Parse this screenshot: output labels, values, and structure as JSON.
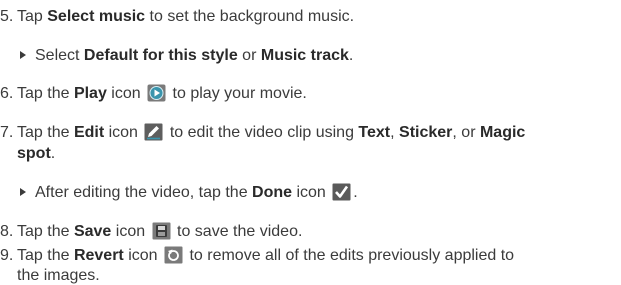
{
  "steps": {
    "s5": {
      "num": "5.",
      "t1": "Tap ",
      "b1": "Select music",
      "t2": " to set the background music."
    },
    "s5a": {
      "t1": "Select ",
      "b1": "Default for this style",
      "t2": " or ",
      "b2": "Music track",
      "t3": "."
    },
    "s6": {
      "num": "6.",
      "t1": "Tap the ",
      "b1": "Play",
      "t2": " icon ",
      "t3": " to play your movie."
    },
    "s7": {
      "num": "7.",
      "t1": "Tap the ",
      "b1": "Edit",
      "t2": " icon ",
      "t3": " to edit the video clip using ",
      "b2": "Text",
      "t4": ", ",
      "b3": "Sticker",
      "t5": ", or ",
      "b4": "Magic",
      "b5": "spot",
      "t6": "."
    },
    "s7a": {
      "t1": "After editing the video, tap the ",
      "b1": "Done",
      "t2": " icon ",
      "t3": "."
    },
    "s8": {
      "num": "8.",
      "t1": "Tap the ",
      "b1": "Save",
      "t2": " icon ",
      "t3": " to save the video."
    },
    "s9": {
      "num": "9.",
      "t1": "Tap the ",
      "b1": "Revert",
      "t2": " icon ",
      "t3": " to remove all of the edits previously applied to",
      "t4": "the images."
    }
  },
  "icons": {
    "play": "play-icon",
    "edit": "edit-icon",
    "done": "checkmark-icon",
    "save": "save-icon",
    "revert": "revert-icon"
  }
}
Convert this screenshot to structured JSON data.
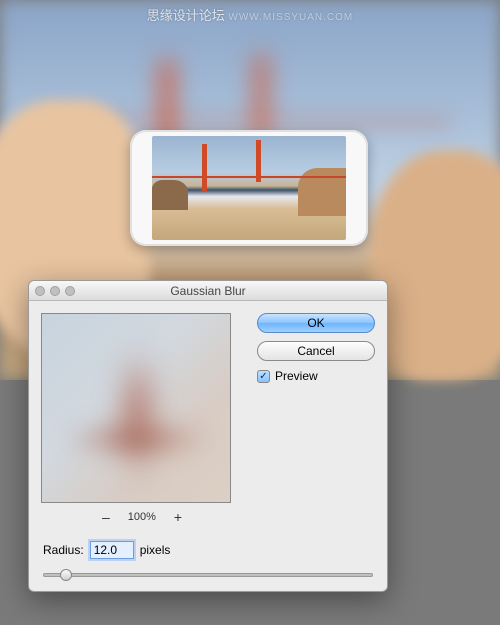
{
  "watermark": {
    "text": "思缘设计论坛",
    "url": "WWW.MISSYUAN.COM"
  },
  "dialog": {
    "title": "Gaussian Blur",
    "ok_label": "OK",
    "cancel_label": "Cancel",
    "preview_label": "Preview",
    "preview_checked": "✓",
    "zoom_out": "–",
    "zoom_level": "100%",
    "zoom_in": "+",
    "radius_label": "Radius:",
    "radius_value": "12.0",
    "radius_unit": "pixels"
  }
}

____

--- AIM ---
Report how many lines of the listing hold the string "screenshot", giving only the number.

--- CORRECT ANSWER ---
2